* _INSTRUCTION_: Return each line of the listing below, unchanged, and omit the images.

%%

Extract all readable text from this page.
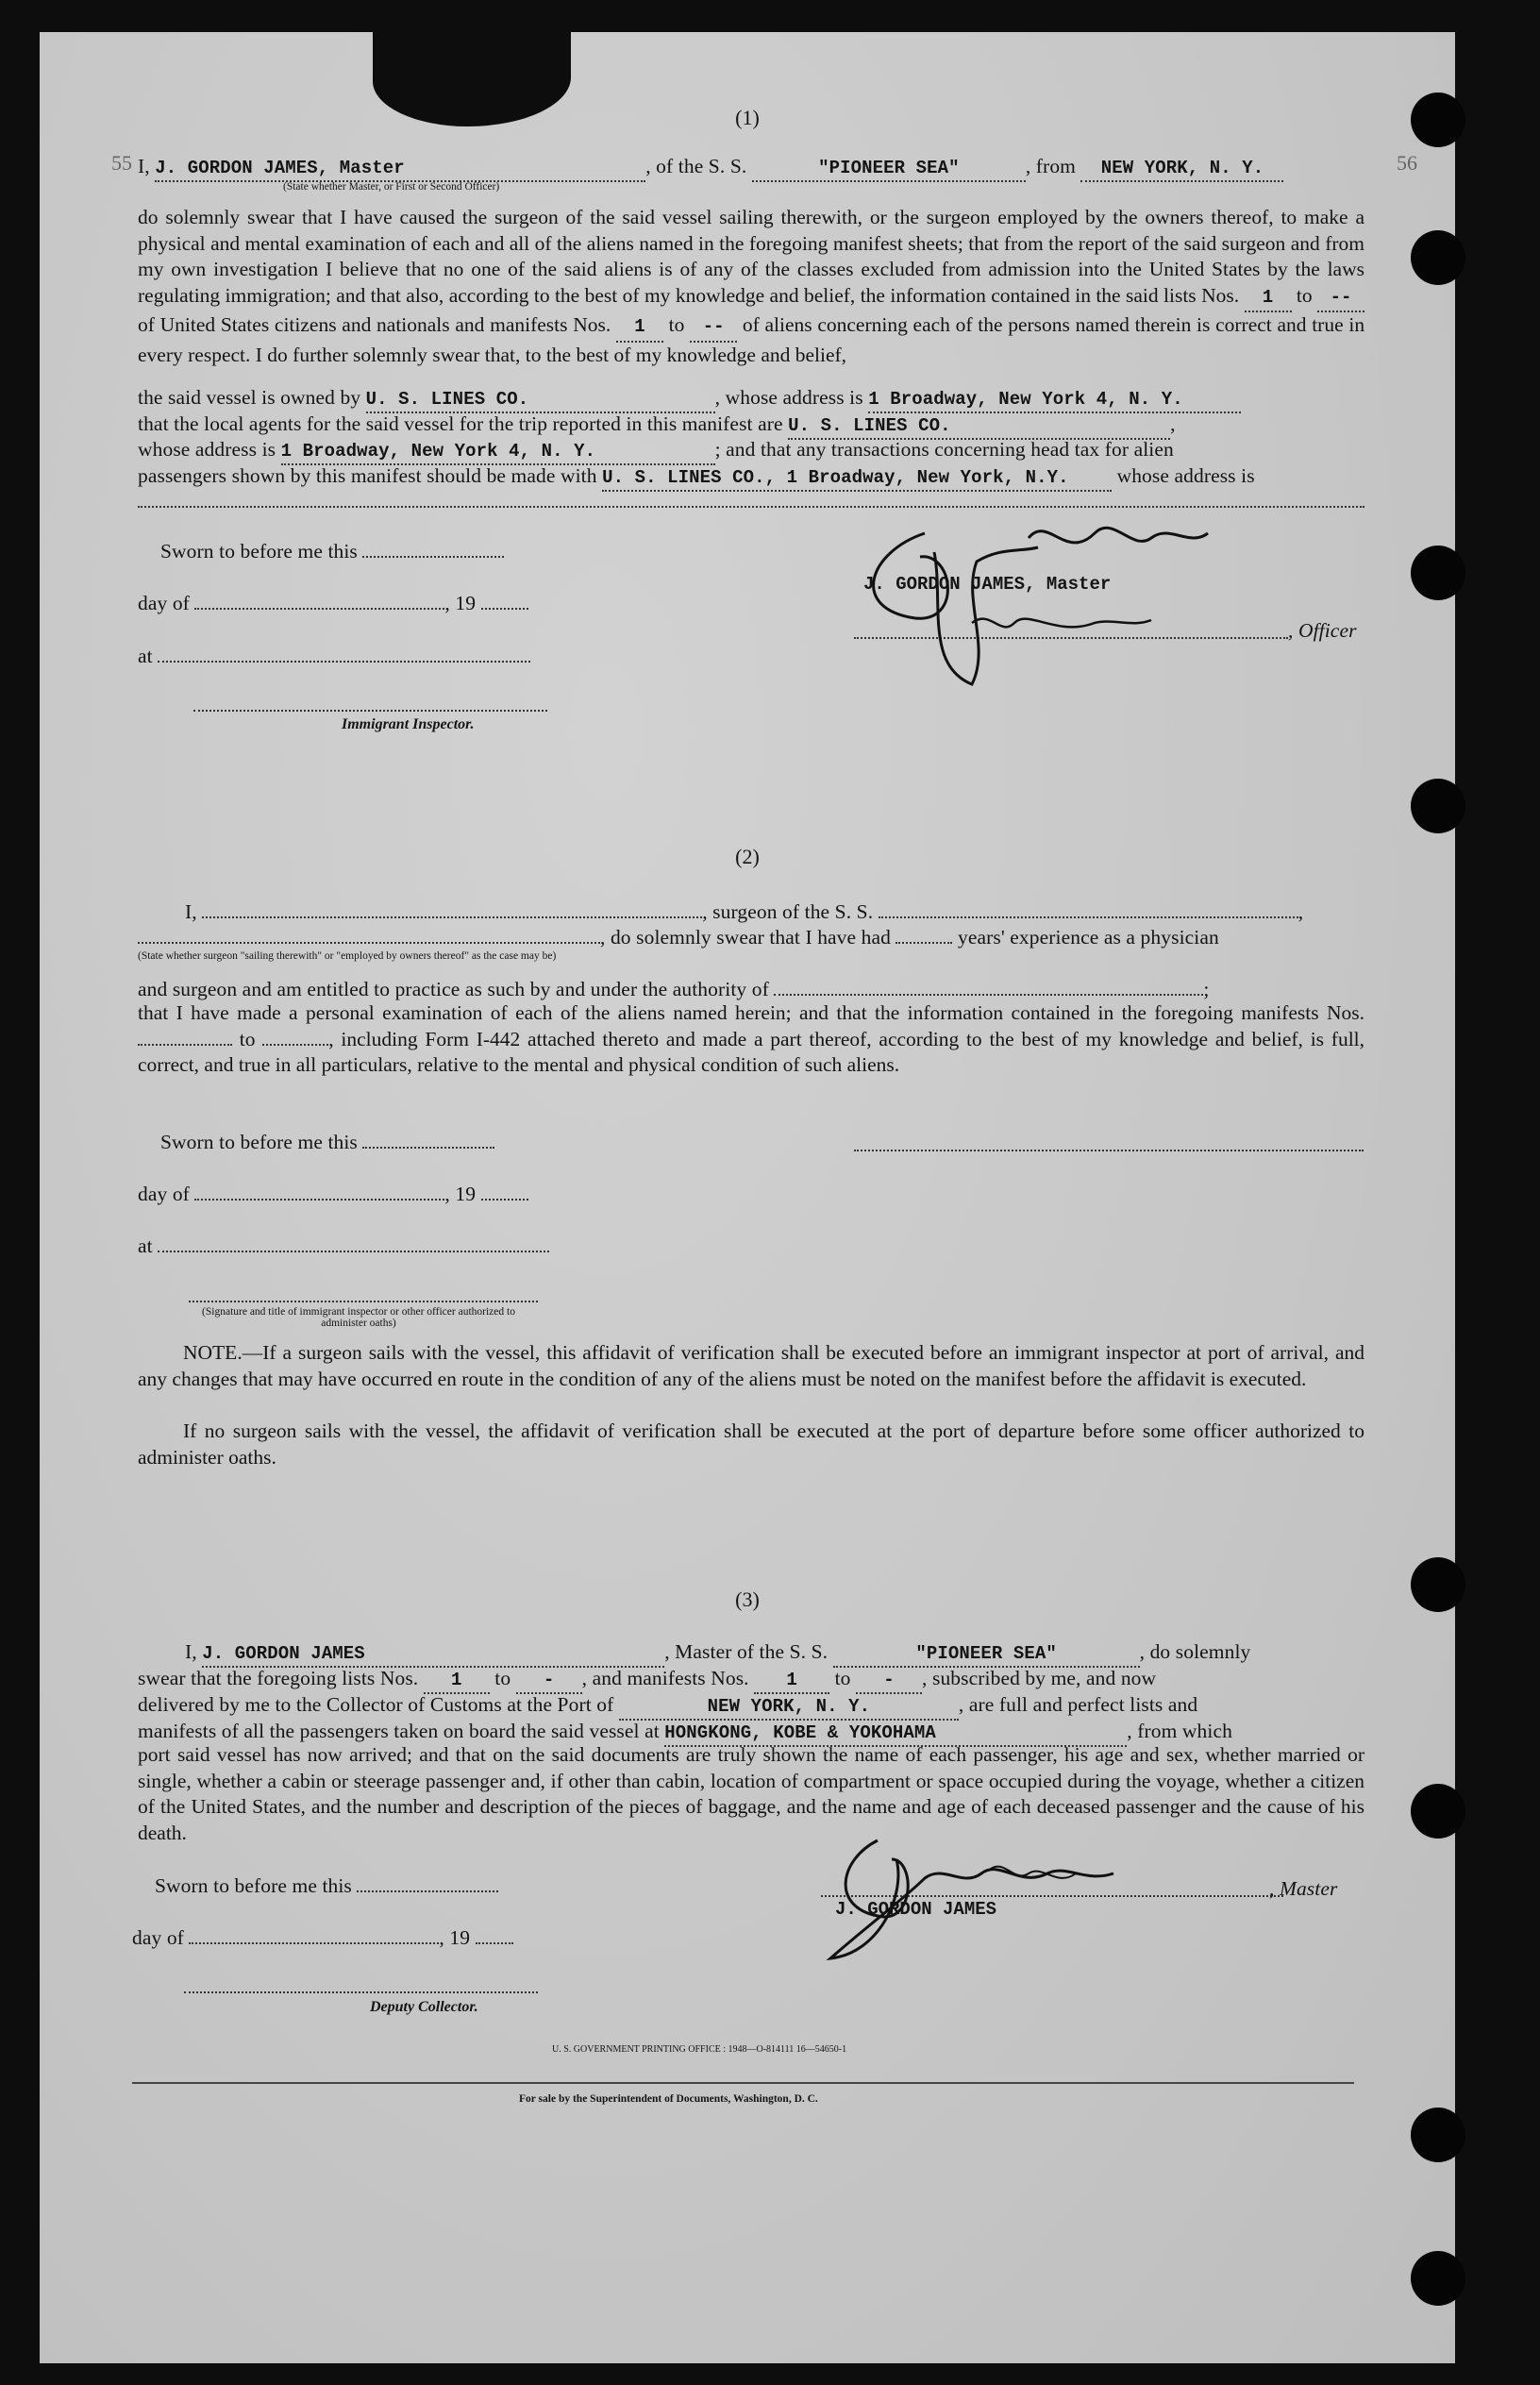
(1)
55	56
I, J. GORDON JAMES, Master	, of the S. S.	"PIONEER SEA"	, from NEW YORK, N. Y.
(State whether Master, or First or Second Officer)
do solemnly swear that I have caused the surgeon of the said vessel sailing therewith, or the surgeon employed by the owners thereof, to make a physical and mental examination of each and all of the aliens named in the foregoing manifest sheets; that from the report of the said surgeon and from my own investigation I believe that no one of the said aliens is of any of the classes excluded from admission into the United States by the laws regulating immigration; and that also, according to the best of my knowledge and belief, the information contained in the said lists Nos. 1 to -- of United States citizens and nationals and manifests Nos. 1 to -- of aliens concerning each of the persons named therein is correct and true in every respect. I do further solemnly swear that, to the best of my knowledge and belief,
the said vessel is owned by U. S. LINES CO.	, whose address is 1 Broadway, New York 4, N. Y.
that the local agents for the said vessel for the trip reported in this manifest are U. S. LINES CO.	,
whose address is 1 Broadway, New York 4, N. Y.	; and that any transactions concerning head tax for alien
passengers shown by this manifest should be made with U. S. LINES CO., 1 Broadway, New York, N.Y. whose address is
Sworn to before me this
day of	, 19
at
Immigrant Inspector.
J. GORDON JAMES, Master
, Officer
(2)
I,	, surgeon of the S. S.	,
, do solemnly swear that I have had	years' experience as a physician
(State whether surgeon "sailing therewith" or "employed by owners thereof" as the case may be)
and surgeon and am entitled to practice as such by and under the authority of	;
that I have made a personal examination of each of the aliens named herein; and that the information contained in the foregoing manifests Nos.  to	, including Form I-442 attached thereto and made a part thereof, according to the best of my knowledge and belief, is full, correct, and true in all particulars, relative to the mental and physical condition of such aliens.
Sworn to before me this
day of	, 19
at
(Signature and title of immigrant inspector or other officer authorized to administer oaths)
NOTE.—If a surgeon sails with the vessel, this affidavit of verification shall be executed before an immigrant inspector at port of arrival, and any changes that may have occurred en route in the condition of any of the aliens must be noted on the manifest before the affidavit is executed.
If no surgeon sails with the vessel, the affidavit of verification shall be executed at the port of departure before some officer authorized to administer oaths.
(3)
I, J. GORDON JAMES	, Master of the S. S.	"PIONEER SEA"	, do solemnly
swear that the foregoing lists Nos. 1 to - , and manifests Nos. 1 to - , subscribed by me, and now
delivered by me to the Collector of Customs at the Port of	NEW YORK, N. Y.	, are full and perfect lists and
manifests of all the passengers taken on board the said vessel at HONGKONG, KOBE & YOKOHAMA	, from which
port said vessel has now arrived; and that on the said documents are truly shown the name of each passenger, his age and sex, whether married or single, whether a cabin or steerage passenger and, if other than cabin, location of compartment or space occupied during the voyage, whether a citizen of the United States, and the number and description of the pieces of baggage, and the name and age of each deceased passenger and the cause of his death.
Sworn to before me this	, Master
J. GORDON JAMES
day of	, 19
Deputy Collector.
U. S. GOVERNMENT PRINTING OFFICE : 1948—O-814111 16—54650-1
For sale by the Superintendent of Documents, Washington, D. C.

%%

* _TASK RESULT_:
Extract all readable text from this page.
(1)
55	56
I, J. GORDON JAMES, Master	, of the S. S.	"PIONEER SEA"	, from NEW YORK, N. Y.
(State whether Master, or First or Second Officer)
do solemnly swear that I have caused the surgeon of the said vessel sailing therewith, or the surgeon employed by the owners thereof, to make a physical and mental examination of each and all of the aliens named in the foregoing manifest sheets; that from the report of the said surgeon and from my own investigation I believe that no one of the said aliens is of any of the classes excluded from admission into the United States by the laws regulating immigration; and that also, according to the best of my knowledge and belief, the information contained in the said lists Nos. 1 to -- of United States citizens and nationals and manifests Nos. 1 to -- of aliens concerning each of the persons named therein is correct and true in every respect. I do further solemnly swear that, to the best of my knowledge and belief,
the said vessel is owned by U. S. LINES CO.	, whose address is 1 Broadway, New York 4, N. Y.
that the local agents for the said vessel for the trip reported in this manifest are U. S. LINES CO.	,
whose address is 1 Broadway, New York 4, N. Y.	; and that any transactions concerning head tax for alien
passengers shown by this manifest should be made with U. S. LINES CO., 1 Broadway, New York, N.Y. whose address is
Sworn to before me this
day of	, 19
at
Immigrant Inspector.
J. GORDON JAMES, Master
, Officer
(2)
I,	, surgeon of the S. S.	,
, do solemnly swear that I have had	years' experience as a physician
(State whether surgeon "sailing therewith" or "employed by owners thereof" as the case may be)
and surgeon and am entitled to practice as such by and under the authority of	;
that I have made a personal examination of each of the aliens named herein; and that the information contained in the foregoing manifests Nos.  to	, including Form I-442 attached thereto and made a part thereof, according to the best of my knowledge and belief, is full, correct, and true in all particulars, relative to the mental and physical condition of such aliens.
Sworn to before me this
day of	, 19
at
(Signature and title of immigrant inspector or other officer authorized to administer oaths)
NOTE.—If a surgeon sails with the vessel, this affidavit of verification shall be executed before an immigrant inspector at port of arrival, and any changes that may have occurred en route in the condition of any of the aliens must be noted on the manifest before the affidavit is executed.
If no surgeon sails with the vessel, the affidavit of verification shall be executed at the port of departure before some officer authorized to administer oaths.
(3)
I, J. GORDON JAMES	, Master of the S. S.	"PIONEER SEA"	, do solemnly
swear that the foregoing lists Nos. 1 to - , and manifests Nos. 1 to - , subscribed by me, and now
delivered by me to the Collector of Customs at the Port of	NEW YORK, N. Y.	, are full and perfect lists and
manifests of all the passengers taken on board the said vessel at HONGKONG, KOBE & YOKOHAMA	, from which
port said vessel has now arrived; and that on the said documents are truly shown the name of each passenger, his age and sex, whether married or single, whether a cabin or steerage passenger and, if other than cabin, location of compartment or space occupied during the voyage, whether a citizen of the United States, and the number and description of the pieces of baggage, and the name and age of each deceased passenger and the cause of his death.
Sworn to before me this	, Master
J. GORDON JAMES
day of	, 19
Deputy Collector.
U. S. GOVERNMENT PRINTING OFFICE : 1948—O-814111 16—54650-1
For sale by the Superintendent of Documents, Washington, D. C.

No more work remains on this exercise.